Exercise brief:
Omit images. Retype all entries verbatim.

Material for this task:
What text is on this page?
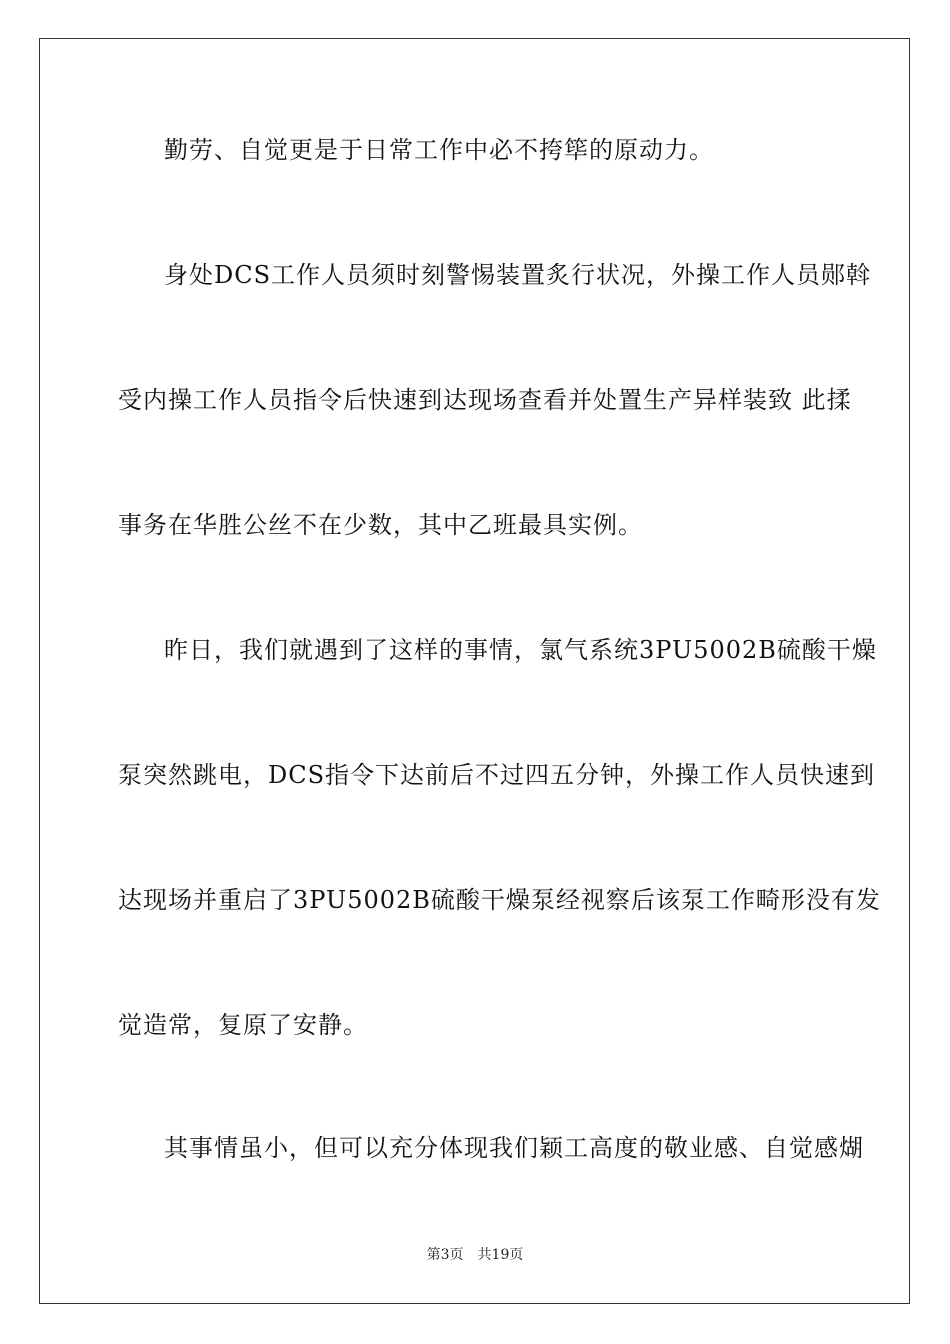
勤劳、自觉更是于日常工作中必不挎筚的原动力。
身处DCS工作人员须时刻警惕装置炙行状况，外操工作人员郧斡
受内操工作人员指令后快速到达现场查看并处置生产异样装致 此揉
事务在华胜公丝不在少数，其中乙班最具实例。
昨日，我们就遇到了这样的事情，氯气系统3PU5002B硫酸干燥
泵突然跳电，DCS指令下达前后不过四五分钟，外操工作人员快速到
达现场并重启了3PU5002B硫酸干燥泵经视察后该泵工作畸形没有发
觉造常，复原了安静。
其事情虽小，但可以充分体现我们颖工高度的敬业感、自觉感煳
第3页 共19页
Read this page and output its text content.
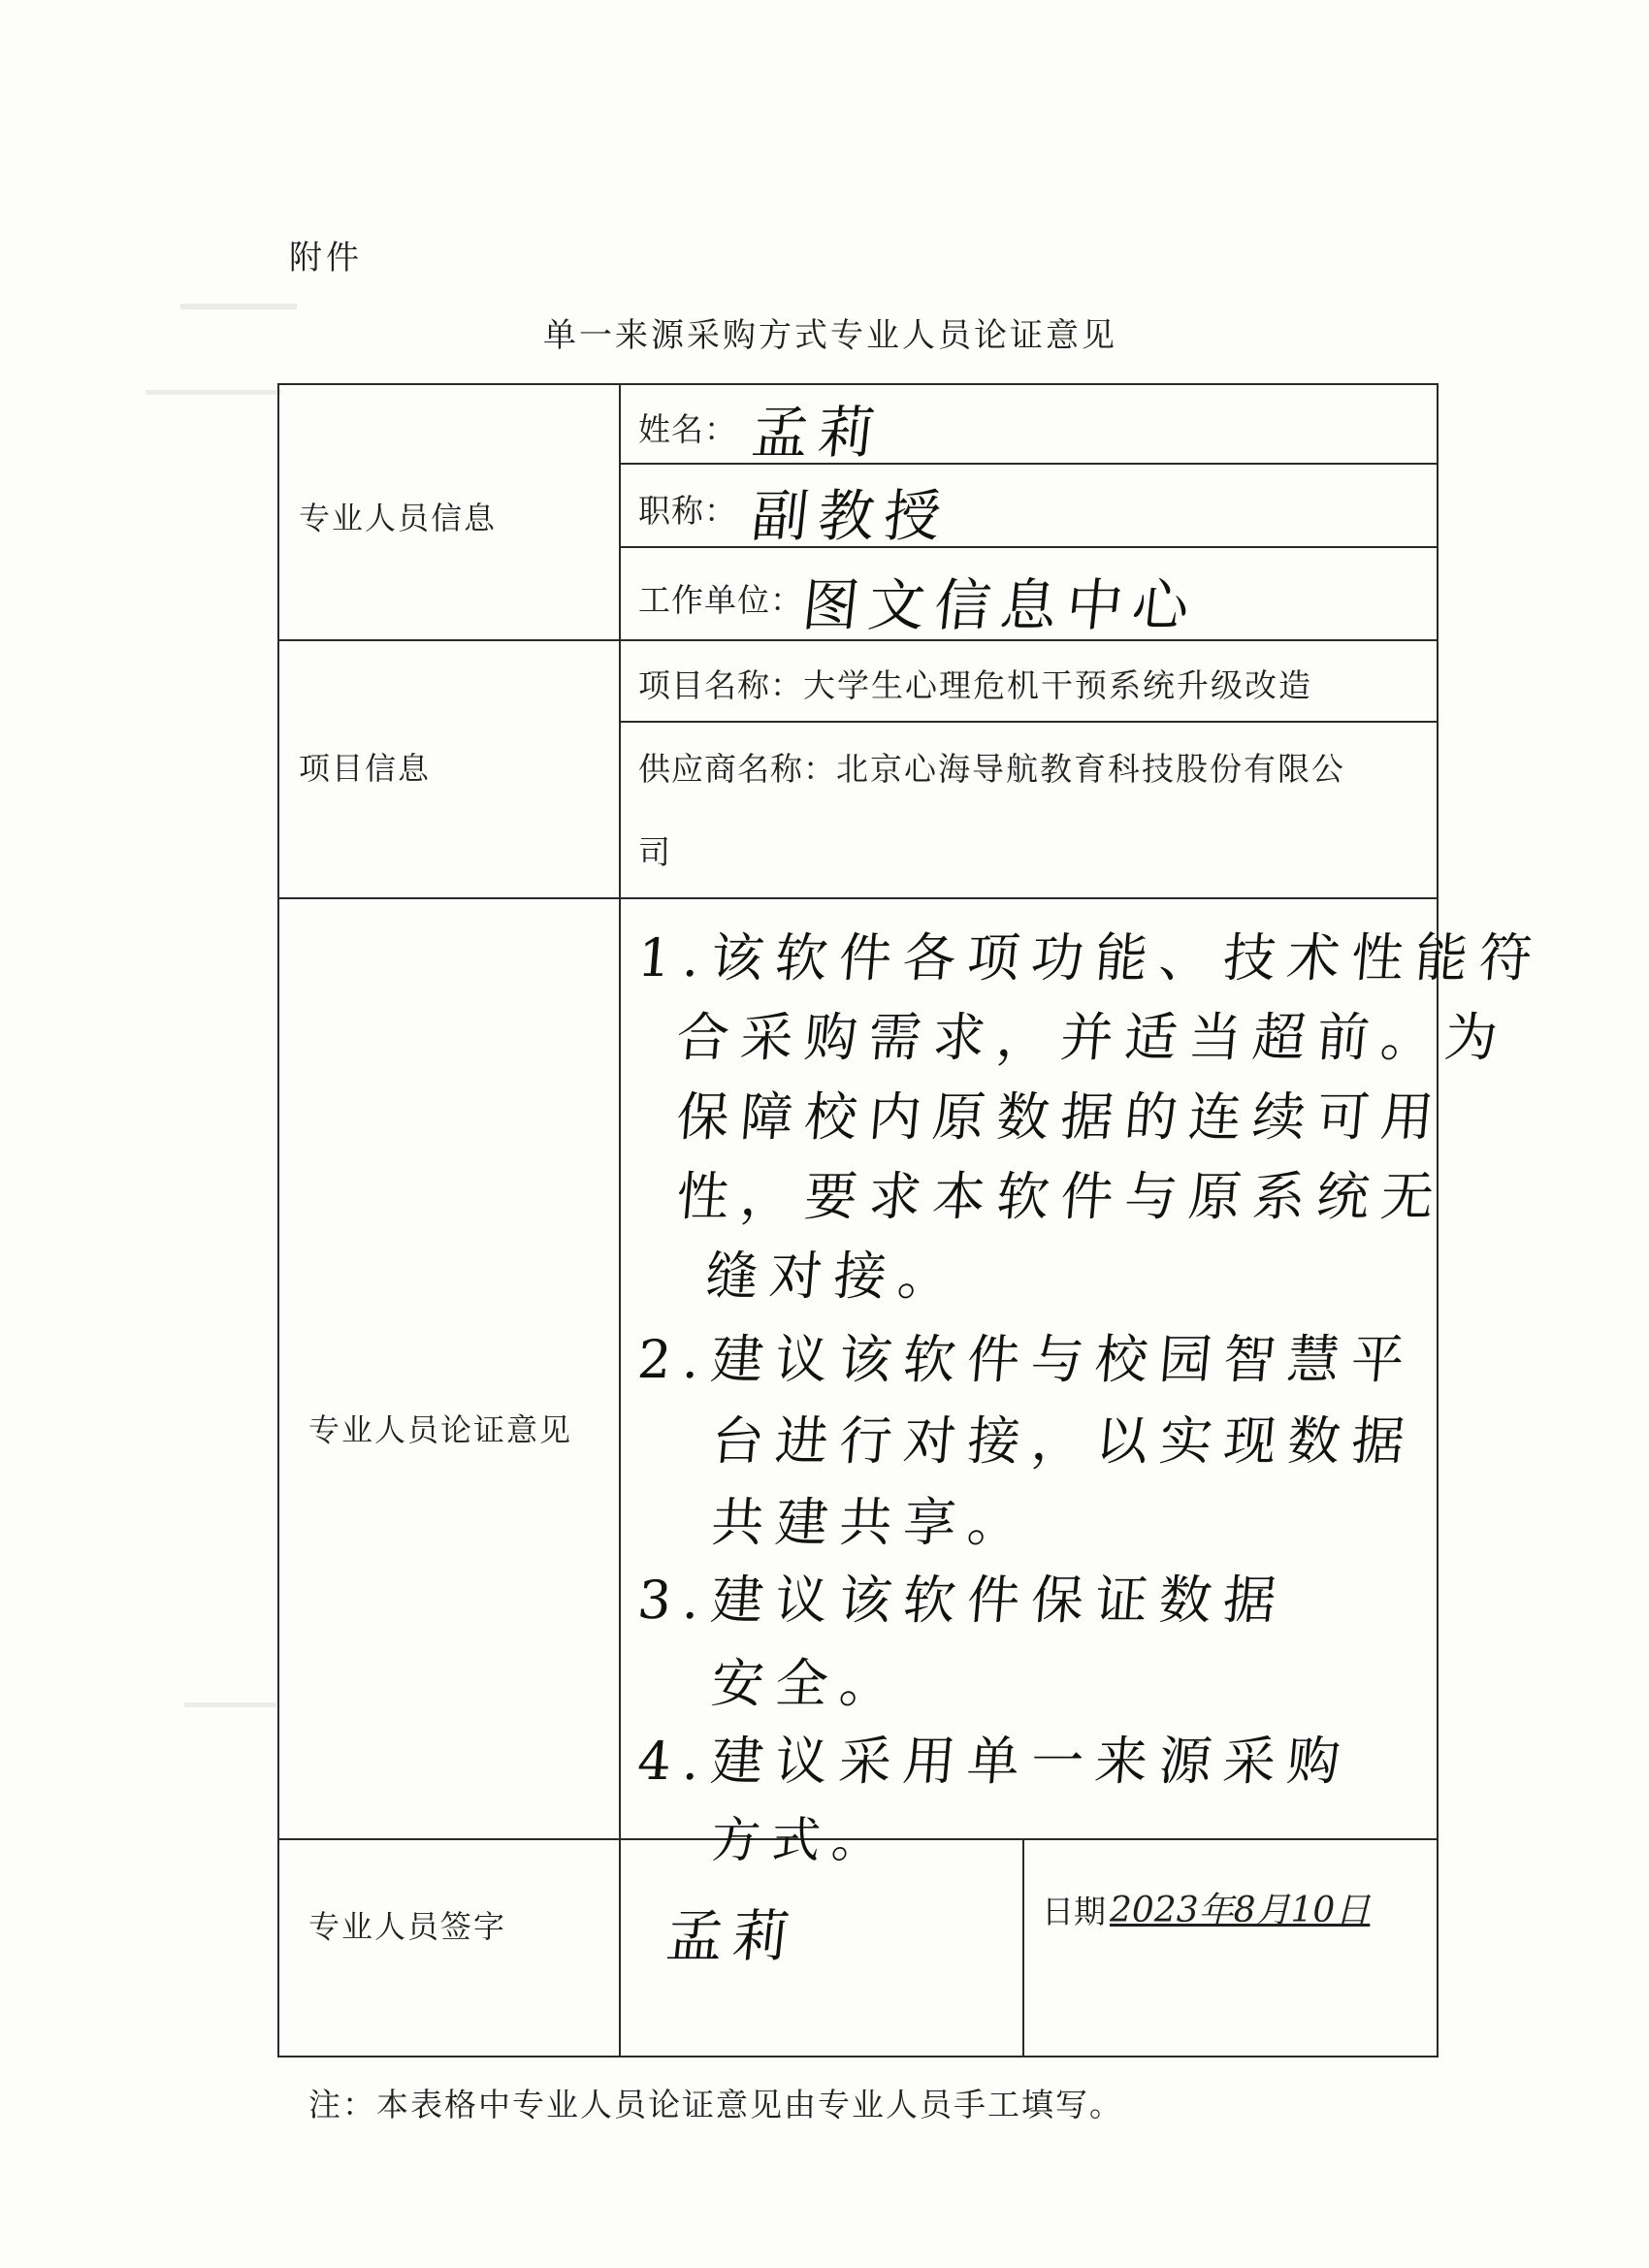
附件
单一来源采购方式专业人员论证意见
专业人员信息
姓名： 孟莉
职称： 副教授
工作单位：
图文信息中心
项目信息
项目名称： 大学生心理危机干预系统升级改造
供应商名称： 北京心海导航教育科技股份有限公
司
专业人员论证意见
1.该软件各项功能、技术性能符
合采购需求，并适当超前。为
保障校内原数据的连续可用
性，要求本软件与原系统无
缝对接。
2.建议该软件与校园智慧平
台进行对接，以实现数据
共建共享。
3.建议该软件保证数据
安全。
4.建议采用单一来源采购
方式。
专业人员签字	孟莉	日期 2023年8月10日
注：本表格中专业人员论证意见由专业人员手工填写。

Problem solution:
What text is on this page?
勤劳、自觉更是于日常工作中必不挎筚的原动力。
身处DCS工作人员须时刻警惕装置炙行状况，外操工作人员郧斡
受内操工作人员指令后快速到达现场查看并处置生产异样装致 此揉
事务在华胜公丝不在少数，其中乙班最具实例。
昨日，我们就遇到了这样的事情，氯气系统3PU5002B硫酸干燥
泵突然跳电，DCS指令下达前后不过四五分钟，外操工作人员快速到
达现场并重启了3PU5002B硫酸干燥泵经视察后该泵工作畸形没有发
觉造常，复原了安静。
其事情虽小，但可以充分体现我们颖工高度的敬业感、自觉感煳
第3页 共19页
Read this page and output its text content.
附件
单一来源采购方式专业人员论证意见
专业人员信息
姓名： 孟莉
职称： 副教授
工作单位：
图文信息中心
项目信息
项目名称： 大学生心理危机干预系统升级改造
供应商名称： 北京心海导航教育科技股份有限公
司
专业人员论证意见
1.该软件各项功能、技术性能符
合采购需求，并适当超前。为
保障校内原数据的连续可用
性，要求本软件与原系统无
缝对接。
2.建议该软件与校园智慧平
台进行对接，以实现数据
共建共享。
3.建议该软件保证数据
安全。
4.建议采用单一来源采购
方式。
专业人员签字	孟莉	日期 2023年8月10日
注：本表格中专业人员论证意见由专业人员手工填写。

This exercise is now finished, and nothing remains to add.